[BRIEF] Extract every line below that contains the word "Словарь".

# Start of INFORMATION PROVIDED

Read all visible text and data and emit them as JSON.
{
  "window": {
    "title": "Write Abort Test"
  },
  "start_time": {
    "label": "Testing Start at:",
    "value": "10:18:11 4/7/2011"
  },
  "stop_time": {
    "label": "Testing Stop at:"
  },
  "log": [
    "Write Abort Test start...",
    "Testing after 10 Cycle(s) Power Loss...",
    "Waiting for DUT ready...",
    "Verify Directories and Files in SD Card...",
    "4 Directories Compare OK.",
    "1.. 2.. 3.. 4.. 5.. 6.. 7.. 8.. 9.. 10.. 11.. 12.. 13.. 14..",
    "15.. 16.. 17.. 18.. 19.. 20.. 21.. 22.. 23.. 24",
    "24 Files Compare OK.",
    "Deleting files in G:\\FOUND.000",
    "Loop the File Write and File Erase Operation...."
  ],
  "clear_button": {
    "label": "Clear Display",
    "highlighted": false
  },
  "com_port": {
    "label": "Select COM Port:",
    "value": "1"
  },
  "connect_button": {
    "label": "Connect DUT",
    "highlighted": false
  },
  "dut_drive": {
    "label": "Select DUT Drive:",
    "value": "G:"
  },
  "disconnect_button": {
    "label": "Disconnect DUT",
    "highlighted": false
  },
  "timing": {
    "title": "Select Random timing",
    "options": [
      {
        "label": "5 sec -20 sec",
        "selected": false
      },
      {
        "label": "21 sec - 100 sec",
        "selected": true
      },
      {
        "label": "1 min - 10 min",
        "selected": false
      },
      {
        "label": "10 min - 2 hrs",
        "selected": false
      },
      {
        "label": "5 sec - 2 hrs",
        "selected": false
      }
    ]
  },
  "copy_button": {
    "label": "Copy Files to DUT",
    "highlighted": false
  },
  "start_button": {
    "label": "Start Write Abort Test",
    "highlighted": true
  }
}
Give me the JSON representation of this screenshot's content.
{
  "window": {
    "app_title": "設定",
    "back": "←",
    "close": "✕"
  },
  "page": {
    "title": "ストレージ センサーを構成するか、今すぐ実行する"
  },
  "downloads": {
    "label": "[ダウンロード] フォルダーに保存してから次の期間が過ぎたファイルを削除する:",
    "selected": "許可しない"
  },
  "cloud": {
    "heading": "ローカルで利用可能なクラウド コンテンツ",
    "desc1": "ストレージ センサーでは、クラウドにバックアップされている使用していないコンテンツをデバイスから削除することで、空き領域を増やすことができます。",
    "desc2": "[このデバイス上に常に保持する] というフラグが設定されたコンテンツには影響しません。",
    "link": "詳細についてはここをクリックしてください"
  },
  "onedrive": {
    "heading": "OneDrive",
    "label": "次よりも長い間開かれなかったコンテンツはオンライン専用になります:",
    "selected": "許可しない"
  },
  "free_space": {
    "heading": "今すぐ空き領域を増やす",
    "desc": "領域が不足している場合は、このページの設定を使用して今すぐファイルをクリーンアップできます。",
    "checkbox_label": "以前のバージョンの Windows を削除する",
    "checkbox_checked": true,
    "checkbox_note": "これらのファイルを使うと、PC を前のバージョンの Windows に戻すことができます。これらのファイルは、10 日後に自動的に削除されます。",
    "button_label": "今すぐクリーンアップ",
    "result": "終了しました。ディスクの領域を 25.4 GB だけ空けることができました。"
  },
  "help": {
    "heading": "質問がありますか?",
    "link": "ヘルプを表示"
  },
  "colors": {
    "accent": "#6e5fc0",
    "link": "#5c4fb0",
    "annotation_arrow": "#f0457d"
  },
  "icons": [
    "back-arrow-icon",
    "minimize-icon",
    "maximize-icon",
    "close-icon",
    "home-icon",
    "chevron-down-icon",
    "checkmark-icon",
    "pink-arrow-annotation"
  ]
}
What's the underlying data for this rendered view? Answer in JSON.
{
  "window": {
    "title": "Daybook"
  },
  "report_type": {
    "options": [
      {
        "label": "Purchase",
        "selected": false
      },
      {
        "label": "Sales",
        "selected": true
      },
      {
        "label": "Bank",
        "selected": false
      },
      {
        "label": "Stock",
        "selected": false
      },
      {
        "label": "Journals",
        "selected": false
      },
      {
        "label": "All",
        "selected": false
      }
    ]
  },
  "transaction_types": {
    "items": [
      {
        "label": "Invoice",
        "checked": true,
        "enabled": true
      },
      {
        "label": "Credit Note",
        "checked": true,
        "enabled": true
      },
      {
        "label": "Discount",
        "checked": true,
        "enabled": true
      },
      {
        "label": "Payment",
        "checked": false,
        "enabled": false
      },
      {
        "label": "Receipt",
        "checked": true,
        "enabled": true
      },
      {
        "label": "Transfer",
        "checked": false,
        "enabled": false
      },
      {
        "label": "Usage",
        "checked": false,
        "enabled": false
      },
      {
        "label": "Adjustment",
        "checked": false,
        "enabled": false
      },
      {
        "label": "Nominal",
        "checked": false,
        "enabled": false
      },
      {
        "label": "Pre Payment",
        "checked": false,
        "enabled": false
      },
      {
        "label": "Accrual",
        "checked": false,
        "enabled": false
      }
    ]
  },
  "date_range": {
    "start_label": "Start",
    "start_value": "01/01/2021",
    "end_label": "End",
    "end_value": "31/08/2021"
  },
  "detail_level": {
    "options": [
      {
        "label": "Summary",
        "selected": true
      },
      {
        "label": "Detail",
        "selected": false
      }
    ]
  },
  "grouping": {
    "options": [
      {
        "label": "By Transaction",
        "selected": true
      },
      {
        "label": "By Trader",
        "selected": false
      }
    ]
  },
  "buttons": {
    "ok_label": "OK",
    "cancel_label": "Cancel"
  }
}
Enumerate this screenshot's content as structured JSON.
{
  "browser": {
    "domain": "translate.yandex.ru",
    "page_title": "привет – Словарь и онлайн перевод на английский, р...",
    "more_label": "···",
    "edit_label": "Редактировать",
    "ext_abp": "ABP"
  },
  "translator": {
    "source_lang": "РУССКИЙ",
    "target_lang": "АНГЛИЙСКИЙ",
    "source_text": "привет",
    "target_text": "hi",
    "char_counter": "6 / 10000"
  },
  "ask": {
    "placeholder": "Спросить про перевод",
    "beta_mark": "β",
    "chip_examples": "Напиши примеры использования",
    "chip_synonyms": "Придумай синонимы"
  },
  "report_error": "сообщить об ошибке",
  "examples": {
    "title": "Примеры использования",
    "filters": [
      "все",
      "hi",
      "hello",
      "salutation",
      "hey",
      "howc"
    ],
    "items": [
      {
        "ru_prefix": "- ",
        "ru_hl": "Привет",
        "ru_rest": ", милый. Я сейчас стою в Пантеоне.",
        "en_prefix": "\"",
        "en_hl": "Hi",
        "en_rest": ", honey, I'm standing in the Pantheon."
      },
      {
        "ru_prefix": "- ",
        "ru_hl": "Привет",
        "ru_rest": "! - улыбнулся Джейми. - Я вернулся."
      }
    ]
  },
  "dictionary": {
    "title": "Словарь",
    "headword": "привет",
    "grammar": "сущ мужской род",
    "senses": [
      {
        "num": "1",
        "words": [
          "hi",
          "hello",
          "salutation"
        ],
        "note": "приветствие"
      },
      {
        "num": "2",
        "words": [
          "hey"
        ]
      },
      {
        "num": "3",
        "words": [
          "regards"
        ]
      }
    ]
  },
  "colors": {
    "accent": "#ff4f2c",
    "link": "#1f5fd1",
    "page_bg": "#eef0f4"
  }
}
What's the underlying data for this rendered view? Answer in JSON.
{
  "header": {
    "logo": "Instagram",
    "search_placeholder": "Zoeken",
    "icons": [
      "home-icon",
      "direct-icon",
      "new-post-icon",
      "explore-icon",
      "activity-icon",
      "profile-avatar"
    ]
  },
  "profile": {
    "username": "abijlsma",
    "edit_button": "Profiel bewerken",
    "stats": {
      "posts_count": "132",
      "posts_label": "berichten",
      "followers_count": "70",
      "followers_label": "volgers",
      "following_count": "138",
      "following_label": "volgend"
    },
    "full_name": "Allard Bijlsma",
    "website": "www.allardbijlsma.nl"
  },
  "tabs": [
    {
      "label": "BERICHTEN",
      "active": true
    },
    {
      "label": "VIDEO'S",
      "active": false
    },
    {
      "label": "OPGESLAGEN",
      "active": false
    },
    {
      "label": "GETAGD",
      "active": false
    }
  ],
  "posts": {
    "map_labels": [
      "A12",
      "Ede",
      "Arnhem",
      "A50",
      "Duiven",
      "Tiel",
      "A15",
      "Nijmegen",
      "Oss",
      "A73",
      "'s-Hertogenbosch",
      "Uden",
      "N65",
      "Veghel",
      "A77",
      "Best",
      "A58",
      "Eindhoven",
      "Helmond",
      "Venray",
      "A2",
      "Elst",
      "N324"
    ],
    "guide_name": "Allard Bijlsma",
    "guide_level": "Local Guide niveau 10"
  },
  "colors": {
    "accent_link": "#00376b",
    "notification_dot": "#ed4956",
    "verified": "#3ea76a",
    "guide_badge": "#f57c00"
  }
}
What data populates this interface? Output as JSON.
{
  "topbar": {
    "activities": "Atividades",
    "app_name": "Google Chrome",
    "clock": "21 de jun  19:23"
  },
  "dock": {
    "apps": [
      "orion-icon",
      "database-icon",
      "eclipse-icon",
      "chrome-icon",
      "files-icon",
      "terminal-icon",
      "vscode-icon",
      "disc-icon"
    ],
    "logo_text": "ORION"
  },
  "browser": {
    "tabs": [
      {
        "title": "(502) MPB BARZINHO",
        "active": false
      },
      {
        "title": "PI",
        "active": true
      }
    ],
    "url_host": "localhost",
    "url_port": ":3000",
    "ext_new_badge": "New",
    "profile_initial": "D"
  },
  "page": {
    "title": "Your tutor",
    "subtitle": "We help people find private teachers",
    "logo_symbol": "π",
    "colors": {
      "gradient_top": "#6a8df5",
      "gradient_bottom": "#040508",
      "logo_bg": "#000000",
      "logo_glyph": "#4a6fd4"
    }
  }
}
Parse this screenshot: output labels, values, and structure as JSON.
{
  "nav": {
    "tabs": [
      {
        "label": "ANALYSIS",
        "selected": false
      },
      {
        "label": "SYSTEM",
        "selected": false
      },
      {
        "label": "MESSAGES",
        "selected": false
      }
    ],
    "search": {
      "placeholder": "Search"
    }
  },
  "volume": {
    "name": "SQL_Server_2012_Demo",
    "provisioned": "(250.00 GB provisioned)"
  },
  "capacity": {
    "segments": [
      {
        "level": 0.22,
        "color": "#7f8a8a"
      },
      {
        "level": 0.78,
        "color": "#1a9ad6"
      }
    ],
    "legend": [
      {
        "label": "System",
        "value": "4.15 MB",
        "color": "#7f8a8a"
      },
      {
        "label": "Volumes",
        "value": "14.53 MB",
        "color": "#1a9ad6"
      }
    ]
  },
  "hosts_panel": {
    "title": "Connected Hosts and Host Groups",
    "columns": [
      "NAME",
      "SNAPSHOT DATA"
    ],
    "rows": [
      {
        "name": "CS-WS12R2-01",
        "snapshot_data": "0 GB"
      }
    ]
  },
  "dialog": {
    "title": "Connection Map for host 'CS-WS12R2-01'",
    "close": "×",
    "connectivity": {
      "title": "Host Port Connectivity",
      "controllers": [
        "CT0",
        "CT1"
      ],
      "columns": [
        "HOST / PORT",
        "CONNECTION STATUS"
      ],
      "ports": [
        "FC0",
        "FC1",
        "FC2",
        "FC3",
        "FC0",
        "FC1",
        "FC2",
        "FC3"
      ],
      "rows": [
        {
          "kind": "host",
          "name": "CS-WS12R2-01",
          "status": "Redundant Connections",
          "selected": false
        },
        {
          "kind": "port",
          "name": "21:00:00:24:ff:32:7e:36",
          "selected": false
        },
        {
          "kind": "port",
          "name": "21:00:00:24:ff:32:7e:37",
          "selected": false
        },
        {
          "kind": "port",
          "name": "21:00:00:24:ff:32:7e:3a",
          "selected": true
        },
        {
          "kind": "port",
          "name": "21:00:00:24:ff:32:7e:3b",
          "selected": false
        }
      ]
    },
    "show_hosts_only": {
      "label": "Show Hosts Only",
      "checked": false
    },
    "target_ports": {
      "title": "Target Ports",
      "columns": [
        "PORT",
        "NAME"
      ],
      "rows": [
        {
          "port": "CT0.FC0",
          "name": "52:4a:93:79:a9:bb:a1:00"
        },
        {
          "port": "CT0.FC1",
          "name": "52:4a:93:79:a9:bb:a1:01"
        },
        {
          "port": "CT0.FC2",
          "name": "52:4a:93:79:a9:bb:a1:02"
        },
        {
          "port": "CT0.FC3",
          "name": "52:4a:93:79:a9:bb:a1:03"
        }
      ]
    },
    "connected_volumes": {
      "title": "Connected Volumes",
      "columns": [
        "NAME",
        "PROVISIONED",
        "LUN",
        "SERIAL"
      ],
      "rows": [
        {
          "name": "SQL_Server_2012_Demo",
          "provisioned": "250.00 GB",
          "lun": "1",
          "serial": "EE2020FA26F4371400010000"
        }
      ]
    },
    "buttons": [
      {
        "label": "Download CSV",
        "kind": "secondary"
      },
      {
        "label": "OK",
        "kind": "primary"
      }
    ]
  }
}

# End of INFORMATION PROVIDED

[TASK OUTPUT]
    "page_title": "привет – Словарь и онлайн перевод на английский, р...",
    "title": "Словарь",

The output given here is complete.